— BEGIN —

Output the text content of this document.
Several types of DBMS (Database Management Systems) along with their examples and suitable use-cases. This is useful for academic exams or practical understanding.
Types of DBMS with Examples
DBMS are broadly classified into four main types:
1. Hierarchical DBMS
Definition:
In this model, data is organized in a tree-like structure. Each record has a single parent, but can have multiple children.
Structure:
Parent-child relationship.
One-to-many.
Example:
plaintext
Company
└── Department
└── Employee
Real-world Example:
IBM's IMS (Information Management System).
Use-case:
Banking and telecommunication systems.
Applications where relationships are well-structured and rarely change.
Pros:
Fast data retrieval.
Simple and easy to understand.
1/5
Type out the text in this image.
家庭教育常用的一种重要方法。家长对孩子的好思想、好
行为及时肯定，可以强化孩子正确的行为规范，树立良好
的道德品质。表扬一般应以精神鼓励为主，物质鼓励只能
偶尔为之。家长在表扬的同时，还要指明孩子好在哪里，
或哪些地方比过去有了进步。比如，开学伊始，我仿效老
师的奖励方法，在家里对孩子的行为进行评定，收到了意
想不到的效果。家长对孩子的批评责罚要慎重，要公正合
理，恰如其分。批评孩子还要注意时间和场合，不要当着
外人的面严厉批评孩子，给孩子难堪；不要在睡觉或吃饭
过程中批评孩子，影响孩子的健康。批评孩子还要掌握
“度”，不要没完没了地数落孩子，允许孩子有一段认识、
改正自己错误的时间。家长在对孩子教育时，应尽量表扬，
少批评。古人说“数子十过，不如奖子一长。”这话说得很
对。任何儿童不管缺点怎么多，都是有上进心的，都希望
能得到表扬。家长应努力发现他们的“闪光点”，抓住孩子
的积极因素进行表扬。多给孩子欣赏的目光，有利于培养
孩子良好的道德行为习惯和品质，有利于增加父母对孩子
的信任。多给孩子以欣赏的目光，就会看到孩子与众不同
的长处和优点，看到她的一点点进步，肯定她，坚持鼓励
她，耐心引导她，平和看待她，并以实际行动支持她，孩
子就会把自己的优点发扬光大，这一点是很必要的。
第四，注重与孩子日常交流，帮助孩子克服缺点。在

— END —

**TASK GOAL:** Pull every line containing "DBMS" from the material above.

**CORRECT RESPONSE:**
Several types of DBMS (Database Management Systems) along with their examples and suitable use-cases. This is useful for academic exams or practical understanding.
Types of DBMS with Examples
DBMS are broadly classified into four main types:
1. Hierarchical DBMS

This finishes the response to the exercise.